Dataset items

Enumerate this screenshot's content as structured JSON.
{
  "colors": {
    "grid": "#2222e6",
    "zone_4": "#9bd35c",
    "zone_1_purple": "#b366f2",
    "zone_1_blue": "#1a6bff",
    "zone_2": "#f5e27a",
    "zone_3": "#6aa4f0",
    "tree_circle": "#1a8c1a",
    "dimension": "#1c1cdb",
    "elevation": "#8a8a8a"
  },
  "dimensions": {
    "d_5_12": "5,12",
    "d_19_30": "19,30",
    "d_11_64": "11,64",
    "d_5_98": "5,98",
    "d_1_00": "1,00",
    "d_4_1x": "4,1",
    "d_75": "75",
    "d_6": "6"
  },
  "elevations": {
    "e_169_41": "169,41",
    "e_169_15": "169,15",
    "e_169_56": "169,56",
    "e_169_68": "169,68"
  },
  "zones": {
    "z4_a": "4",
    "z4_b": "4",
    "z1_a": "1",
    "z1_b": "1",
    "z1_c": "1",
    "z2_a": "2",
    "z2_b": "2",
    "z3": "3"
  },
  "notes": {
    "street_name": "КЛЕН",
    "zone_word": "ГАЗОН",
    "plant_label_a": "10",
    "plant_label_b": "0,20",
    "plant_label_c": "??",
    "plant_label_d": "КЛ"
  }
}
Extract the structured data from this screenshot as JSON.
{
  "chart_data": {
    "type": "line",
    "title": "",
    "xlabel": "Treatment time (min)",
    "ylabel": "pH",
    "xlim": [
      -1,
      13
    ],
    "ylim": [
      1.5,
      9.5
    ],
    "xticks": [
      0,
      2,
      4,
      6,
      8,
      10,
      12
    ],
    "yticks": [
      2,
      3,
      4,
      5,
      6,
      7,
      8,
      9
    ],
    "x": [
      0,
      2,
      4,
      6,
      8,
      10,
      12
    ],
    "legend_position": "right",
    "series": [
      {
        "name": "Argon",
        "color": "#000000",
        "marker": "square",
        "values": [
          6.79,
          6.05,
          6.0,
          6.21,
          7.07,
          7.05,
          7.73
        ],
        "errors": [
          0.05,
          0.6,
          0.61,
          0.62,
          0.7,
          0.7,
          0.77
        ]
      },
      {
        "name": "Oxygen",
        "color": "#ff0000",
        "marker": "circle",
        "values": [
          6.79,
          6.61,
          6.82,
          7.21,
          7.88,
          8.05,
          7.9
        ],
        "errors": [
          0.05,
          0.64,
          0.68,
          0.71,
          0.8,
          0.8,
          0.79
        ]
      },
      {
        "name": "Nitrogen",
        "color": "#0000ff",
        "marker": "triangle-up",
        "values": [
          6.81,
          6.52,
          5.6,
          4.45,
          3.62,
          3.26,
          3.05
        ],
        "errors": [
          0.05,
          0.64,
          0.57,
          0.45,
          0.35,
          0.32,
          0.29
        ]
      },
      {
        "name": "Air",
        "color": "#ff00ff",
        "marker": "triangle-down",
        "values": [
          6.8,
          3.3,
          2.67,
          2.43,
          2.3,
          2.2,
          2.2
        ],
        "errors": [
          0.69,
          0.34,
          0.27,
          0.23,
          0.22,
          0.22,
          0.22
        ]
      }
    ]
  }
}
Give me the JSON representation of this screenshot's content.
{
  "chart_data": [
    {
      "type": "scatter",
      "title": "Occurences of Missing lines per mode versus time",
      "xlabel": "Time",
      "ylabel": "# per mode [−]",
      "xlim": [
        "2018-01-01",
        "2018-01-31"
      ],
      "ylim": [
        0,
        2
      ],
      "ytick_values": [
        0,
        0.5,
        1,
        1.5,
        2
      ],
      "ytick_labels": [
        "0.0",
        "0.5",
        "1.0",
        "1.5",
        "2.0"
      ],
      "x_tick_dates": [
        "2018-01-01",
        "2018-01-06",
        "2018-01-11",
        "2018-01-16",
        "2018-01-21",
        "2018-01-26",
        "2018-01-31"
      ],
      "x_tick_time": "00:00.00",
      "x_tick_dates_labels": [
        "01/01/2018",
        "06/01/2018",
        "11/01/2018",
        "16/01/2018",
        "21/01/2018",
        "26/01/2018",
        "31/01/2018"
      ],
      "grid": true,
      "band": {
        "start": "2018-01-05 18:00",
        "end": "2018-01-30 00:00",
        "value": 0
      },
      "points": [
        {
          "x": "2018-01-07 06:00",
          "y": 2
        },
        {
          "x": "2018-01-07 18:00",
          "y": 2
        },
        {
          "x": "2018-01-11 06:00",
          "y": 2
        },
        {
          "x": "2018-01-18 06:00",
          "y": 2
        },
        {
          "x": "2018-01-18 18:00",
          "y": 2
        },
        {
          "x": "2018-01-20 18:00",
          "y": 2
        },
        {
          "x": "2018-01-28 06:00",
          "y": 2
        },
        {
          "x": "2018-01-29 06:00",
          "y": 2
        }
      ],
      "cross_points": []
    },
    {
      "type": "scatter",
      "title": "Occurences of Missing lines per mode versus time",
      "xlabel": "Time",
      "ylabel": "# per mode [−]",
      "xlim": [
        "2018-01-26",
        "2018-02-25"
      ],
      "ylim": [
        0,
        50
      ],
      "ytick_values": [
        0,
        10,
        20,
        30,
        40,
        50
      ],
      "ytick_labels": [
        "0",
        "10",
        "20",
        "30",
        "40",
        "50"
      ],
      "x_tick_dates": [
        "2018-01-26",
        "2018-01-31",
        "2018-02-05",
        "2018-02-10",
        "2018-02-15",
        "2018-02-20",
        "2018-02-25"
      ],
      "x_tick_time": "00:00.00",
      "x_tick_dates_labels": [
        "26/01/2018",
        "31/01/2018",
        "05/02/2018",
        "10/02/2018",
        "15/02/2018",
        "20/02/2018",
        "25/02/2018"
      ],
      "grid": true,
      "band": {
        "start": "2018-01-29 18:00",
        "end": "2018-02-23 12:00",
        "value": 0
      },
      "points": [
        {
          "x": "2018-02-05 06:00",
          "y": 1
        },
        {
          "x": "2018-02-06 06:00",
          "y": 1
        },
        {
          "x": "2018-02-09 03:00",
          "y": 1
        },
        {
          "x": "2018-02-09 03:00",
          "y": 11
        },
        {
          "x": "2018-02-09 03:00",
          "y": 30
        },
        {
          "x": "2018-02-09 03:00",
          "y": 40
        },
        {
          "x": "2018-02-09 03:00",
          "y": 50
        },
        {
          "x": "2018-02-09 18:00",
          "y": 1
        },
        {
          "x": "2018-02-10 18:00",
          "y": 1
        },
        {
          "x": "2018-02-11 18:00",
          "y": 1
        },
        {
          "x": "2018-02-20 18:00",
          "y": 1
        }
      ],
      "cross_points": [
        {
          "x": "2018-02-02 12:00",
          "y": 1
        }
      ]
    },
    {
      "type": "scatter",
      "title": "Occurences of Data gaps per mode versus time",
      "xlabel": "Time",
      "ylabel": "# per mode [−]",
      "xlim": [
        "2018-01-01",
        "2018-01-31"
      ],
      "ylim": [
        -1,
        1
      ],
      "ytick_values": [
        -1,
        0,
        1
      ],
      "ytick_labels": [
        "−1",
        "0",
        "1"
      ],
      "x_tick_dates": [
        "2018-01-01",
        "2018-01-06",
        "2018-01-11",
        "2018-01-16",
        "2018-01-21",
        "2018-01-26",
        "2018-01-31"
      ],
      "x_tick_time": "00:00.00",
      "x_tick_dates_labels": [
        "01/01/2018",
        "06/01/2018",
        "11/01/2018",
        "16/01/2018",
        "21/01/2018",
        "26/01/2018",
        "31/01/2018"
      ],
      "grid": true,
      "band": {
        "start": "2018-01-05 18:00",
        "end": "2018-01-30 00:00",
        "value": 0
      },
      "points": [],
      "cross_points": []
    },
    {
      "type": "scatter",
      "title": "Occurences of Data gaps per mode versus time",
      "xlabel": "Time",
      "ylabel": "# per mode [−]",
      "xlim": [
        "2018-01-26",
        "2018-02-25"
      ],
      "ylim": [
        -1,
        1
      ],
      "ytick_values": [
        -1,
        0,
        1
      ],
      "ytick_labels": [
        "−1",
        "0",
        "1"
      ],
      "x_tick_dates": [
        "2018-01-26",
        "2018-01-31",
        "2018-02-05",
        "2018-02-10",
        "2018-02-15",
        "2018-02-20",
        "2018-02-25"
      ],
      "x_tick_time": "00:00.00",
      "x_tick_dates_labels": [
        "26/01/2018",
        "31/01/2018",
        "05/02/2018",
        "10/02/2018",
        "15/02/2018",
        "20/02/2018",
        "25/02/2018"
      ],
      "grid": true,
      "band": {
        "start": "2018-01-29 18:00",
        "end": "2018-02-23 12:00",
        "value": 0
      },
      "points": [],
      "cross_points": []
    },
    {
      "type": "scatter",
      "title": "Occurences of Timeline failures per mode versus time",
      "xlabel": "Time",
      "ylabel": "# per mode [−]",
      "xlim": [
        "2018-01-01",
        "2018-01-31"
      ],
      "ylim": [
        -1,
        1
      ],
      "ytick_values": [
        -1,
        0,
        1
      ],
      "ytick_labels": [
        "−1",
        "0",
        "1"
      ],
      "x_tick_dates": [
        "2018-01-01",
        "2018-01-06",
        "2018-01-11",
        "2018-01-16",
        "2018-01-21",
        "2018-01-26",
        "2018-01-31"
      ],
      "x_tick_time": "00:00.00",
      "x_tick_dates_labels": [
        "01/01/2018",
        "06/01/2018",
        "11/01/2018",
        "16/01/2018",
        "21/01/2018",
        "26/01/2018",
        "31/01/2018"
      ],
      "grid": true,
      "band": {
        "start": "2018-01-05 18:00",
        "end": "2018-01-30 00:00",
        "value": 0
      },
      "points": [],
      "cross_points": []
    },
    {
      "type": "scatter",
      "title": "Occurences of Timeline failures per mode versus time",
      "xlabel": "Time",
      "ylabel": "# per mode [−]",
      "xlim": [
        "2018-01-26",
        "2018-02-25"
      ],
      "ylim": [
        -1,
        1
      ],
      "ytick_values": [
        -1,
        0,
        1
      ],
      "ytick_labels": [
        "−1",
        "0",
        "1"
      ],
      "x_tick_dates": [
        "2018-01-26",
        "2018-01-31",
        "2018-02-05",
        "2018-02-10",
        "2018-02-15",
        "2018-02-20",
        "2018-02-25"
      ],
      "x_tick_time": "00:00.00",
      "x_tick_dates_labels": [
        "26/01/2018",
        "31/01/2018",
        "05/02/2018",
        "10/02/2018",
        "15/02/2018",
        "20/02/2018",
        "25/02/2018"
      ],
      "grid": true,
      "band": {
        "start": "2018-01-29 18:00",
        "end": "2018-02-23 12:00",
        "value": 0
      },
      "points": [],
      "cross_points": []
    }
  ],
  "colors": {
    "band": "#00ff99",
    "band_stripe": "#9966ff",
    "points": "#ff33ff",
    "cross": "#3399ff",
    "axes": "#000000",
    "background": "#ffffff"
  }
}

▸ Problem details:
Only lines holding the string "this" are wanted; gather each one from the entries above.

▸ Right answer:
Enumerate this screenshot's content as structured JSON.
Extract the structured data from this screenshot as JSON.
Give me the JSON representation of this screenshot's content.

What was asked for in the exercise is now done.